• Data shown:

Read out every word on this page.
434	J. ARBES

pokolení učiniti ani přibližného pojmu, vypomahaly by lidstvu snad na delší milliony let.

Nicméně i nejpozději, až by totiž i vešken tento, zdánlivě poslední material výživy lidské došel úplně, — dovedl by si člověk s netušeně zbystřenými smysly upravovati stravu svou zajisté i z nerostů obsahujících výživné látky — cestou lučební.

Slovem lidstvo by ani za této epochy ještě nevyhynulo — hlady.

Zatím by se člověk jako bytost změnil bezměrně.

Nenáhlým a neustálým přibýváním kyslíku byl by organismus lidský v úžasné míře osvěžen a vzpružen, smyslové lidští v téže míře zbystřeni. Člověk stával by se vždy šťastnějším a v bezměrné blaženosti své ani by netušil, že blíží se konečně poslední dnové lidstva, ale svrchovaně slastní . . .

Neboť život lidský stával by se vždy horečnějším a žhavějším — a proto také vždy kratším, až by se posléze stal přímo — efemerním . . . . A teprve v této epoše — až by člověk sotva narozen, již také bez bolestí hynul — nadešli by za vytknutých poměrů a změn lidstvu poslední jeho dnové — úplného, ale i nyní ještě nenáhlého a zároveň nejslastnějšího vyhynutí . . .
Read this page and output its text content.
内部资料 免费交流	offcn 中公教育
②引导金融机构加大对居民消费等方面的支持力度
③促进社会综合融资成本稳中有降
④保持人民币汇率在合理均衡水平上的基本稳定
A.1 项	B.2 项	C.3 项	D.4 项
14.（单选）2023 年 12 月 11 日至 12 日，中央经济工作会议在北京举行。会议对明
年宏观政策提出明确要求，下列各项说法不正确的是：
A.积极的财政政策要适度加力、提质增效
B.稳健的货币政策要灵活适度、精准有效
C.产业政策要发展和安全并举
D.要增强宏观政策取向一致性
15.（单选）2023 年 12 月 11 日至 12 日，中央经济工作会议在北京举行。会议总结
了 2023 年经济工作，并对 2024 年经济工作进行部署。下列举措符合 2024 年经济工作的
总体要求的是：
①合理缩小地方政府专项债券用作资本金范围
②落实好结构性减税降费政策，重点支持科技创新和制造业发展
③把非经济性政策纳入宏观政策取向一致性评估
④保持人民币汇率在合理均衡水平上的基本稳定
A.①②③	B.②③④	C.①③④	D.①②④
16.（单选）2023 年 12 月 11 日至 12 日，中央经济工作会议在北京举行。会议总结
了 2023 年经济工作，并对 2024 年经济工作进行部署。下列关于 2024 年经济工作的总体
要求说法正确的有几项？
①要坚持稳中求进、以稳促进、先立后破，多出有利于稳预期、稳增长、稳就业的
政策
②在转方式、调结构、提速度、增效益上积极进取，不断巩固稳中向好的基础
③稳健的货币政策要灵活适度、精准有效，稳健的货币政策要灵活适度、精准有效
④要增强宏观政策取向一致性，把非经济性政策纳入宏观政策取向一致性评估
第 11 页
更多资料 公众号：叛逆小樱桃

• Brief: Within the listing, how many lines hold the word "page"? Only the number is to be given.

• Answer: 2